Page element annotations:
- - -

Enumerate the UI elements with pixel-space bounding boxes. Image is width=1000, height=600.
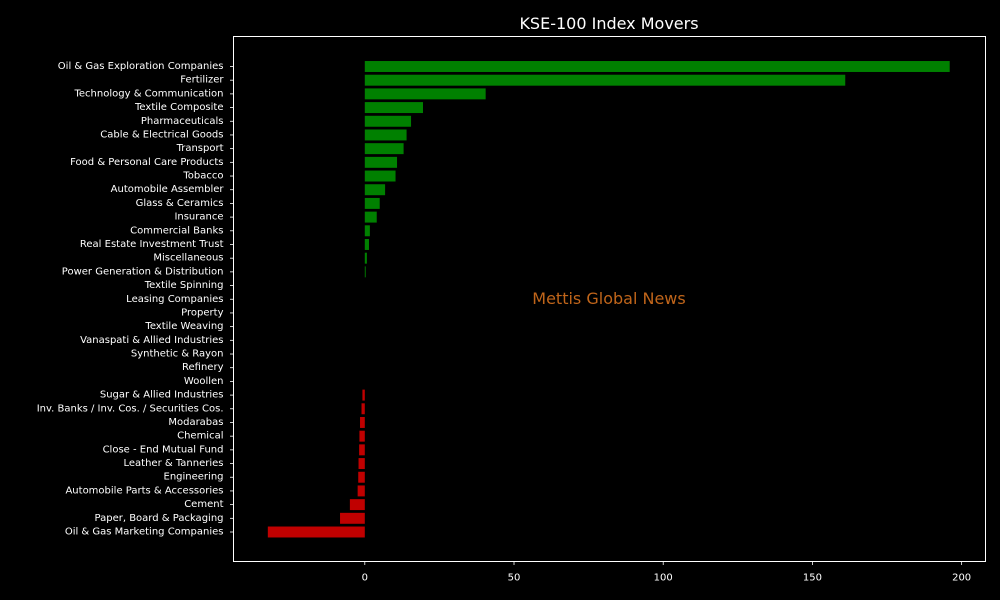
y-tick-label: Real Estate Investment Trust	[80, 239, 224, 250]
y-tick-label: Automobile Assembler	[111, 184, 225, 195]
y-tick-label: Modarabas	[168, 417, 223, 428]
bar	[364, 102, 423, 114]
x-axis: 0 50 100 150 200	[362, 561, 971, 584]
x-tick-label: 50	[508, 573, 521, 584]
bar	[359, 444, 365, 456]
bar	[364, 74, 846, 86]
y-tick-label: Textile Composite	[134, 102, 223, 113]
bar	[360, 416, 365, 428]
y-tick-label: Commercial Banks	[130, 225, 223, 236]
y-tick-label: Vanaspati & Allied Industries	[80, 335, 223, 346]
y-tick-label: Textile Weaving	[144, 321, 223, 332]
bar	[357, 485, 365, 497]
y-tick-label: Woollen	[184, 376, 224, 387]
bar	[364, 225, 370, 237]
bar	[364, 184, 386, 196]
bar	[358, 458, 365, 470]
bar	[364, 211, 377, 223]
y-tick-label: Sugar & Allied Industries	[100, 390, 224, 401]
y-tick-label: Cable & Electrical Goods	[100, 129, 223, 140]
bar	[359, 430, 365, 442]
x-tick-label: 150	[803, 573, 822, 584]
y-tick-label: Pharmaceuticals	[141, 116, 224, 127]
x-tick-label: 0	[362, 573, 368, 584]
bar	[364, 115, 412, 127]
y-tick-label: Refinery	[182, 362, 224, 373]
bar	[364, 88, 486, 100]
watermark-text: Mettis Global News	[532, 289, 685, 308]
x-tick-label: 200	[952, 573, 971, 584]
y-tick-label: Power Generation & Distribution	[62, 266, 224, 277]
y-tick-label: Fertilizer	[180, 75, 224, 86]
bar	[362, 389, 365, 401]
y-tick-label: Glass & Ceramics	[136, 198, 224, 209]
y-tick-label: Food & Personal Care Products	[70, 157, 223, 168]
bar	[364, 156, 398, 168]
y-tick-label: Paper, Board & Packaging	[95, 513, 224, 524]
y-tick-label: Inv. Banks / Inv. Cos. / Securities Cos.	[37, 403, 224, 414]
bar	[364, 170, 396, 182]
y-tick-labels: Oil & Gas Exploration Companies Fertilize…	[37, 61, 234, 538]
bar	[364, 143, 404, 155]
bar	[349, 499, 365, 511]
y-tick-label: Synthetic & Rayon	[131, 349, 224, 360]
y-tick-label: Property	[181, 307, 223, 318]
y-tick-label: Tobacco	[182, 171, 223, 182]
y-tick-label: Insurance	[174, 212, 223, 223]
y-tick-label: Miscellaneous	[153, 253, 223, 264]
y-tick-label: Oil & Gas Exploration Companies	[58, 61, 224, 72]
y-tick-label: Technology & Communication	[74, 88, 224, 99]
y-tick-label: Oil & Gas Marketing Companies	[65, 527, 224, 538]
chart-title: KSE-100 Index Movers	[519, 14, 698, 33]
bar	[364, 252, 367, 264]
bar	[358, 471, 365, 483]
x-tick-label: 100	[654, 573, 673, 584]
bar	[340, 512, 365, 524]
bars-group	[267, 61, 950, 538]
bar	[267, 526, 365, 538]
bar	[364, 61, 950, 72]
bar	[364, 197, 380, 209]
y-tick-label: Cement	[184, 499, 223, 510]
bar	[364, 266, 366, 278]
bar	[361, 403, 365, 415]
y-tick-label: Transport	[176, 143, 224, 154]
y-tick-label: Leather & Tanneries	[123, 458, 223, 469]
y-tick-label: Leasing Companies	[126, 294, 223, 305]
bar	[364, 129, 407, 141]
y-tick-label: Chemical	[177, 431, 223, 442]
y-tick-label: Engineering	[164, 472, 224, 483]
y-tick-label: Close - End Mutual Fund	[103, 444, 224, 455]
bar	[364, 239, 369, 250]
y-tick-label: Automobile Parts & Accessories	[65, 485, 223, 496]
y-tick-label: Textile Spinning	[144, 280, 224, 291]
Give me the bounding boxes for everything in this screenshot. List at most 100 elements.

- - -

(Work instructions) Can you render every line of the items above as a Markdown table with the columns Row and Line, skipping blank lines and leaving the pictures out?

(Finished answer)
| Row | Line |
|---|---|
| 1 | Enumerate the UI elements with pixel-space bounding boxes. Image is width=1000, height=600. |
| 2 | y-tick-label: Real Estate Investment Trust	[80, 239, 224, 250] |
| 3 | y-tick-label: Automobile Assembler	[111, 184, 225, 195] |
| 4 | y-tick-label: Modarabas	[168, 417, 223, 428] |
| 5 | bar	[364, 102, 423, 114] |
| 6 | x-axis: 0 50 100 150 200	[362, 561, 971, 584] |
| 7 | x-tick-label: 50	[508, 573, 521, 584] |
| 8 | bar	[359, 444, 365, 456] |
| 9 | bar	[364, 74, 846, 86] |
| 10 | y-tick-label: Textile Composite	[134, 102, 223, 113] |
| 11 | bar	[360, 416, 365, 428] |
| 12 | y-tick-label: Commercial Banks	[130, 225, 223, 236] |
| 13 | y-tick-label: Vanaspati & Allied Industries	[80, 335, 223, 346] |
| 14 | y-tick-label: Textile Weaving	[144, 321, 223, 332] |
| 15 | bar	[357, 485, 365, 497] |
| 16 | y-tick-label: Woollen	[184, 376, 224, 387] |
| 17 | bar	[364, 225, 370, 237] |
| 18 | bar	[364, 184, 386, 196] |
| 19 | bar	[358, 458, 365, 470] |
| 20 | bar	[364, 211, 377, 223] |
| 21 | y-tick-label: Sugar & Allied Industries	[100, 390, 224, 401] |
| 22 | y-tick-label: Cable & Electrical Goods	[100, 129, 223, 140] |
| 23 | bar	[359, 430, 365, 442] |
| 24 | x-tick-label: 150	[803, 573, 822, 584] |
| 25 | y-tick-label: Pharmaceuticals	[141, 116, 224, 127] |
| 26 | x-tick-label: 0	[362, 573, 368, 584] |
| 27 | bar	[364, 115, 412, 127] |
| 28 | y-tick-label: Refinery	[182, 362, 224, 373] |
| 29 | bar	[364, 88, 486, 100] |
| 30 | watermark-text: Mettis Global News	[532, 289, 685, 308] |
| 31 | x-tick-label: 200	[952, 573, 971, 584] |
| 32 | y-tick-label: Power Generation & Distribution	[62, 266, 224, 277] |
| 33 | y-tick-label: Fertilizer	[180, 75, 224, 86] |
| 34 | bar	[362, 389, 365, 401] |
| 35 | y-tick-label: Glass & Ceramics	[136, 198, 224, 209] |
| 36 | y-tick-label: Food & Personal Care Products	[70, 157, 223, 168] |
| 37 | bar	[364, 156, 398, 168] |
| 38 | y-tick-label: Paper, Board & Packaging	[95, 513, 224, 524] |
| 39 | y-tick-label: Inv. Banks / Inv. Cos. / Securities Cos.	[37, 403, 224, 414] |
| 40 | bar	[364, 170, 396, 182] |
| 41 | y-tick-labels: Oil & Gas Exploration Companies Fertilize…	[37, 61, 234, 538] |
| 42 | bar	[364, 143, 404, 155] |
| 43 | bar	[349, 499, 365, 511] |
| 44 | y-tick-label: Synthetic & Rayon	[131, 349, 224, 360] |
| 45 | y-tick-label: Property	[181, 307, 223, 318] |
| 46 | y-tick-label: Tobacco	[182, 171, 223, 182] |
| 47 | y-tick-label: Insurance	[174, 212, 223, 223] |
| 48 | y-tick-label: Miscellaneous	[153, 253, 223, 264] |
| 49 | y-tick-label: Oil & Gas Exploration Companies	[58, 61, 224, 72] |
| 50 | y-tick-label: Technology & Communication	[74, 88, 224, 99] |
| 51 | y-tick-label: Oil & Gas Marketing Companies	[65, 527, 224, 538] |
| 52 | chart-title: KSE-100 Index Movers	[519, 14, 698, 33] |
| 53 | bar	[364, 252, 367, 264] |
| 54 | bar	[358, 471, 365, 483] |
| 55 | x-tick-label: 100	[654, 573, 673, 584] |
| 56 | bar	[340, 512, 365, 524] |
| 57 | bars-group	[267, 61, 950, 538] |
| 58 | bar	[267, 526, 365, 538] |
| 59 | bar	[364, 61, 950, 72] |
| 60 | bar	[364, 197, 380, 209] |
| 61 | y-tick-label: Cement	[184, 499, 223, 510] |
| 62 | bar	[364, 266, 366, 278] |
| 63 | bar	[361, 403, 365, 415] |
| 64 | y-tick-label: Transport	[176, 143, 224, 154] |
| 65 | y-tick-label: Leather & Tanneries	[123, 458, 223, 469] |
| 66 | y-tick-label: Leasing Companies	[126, 294, 223, 305] |
| 67 | bar	[364, 129, 407, 141] |
| 68 | y-tick-label: Chemical	[177, 431, 223, 442] |
| 69 | y-tick-label: Engineering	[164, 472, 224, 483] |
| 70 | y-tick-label: Close - End Mutual Fund	[103, 444, 224, 455] |
| 71 | bar	[364, 239, 369, 250] |
| 72 | y-tick-label: Automobile Parts & Accessories	[65, 485, 223, 496] |
| 73 | y-tick-label: Textile Spinning	[144, 280, 224, 291] |
| 74 | Give me the bounding boxes for everything in this screenshot. List at most 100 elements. |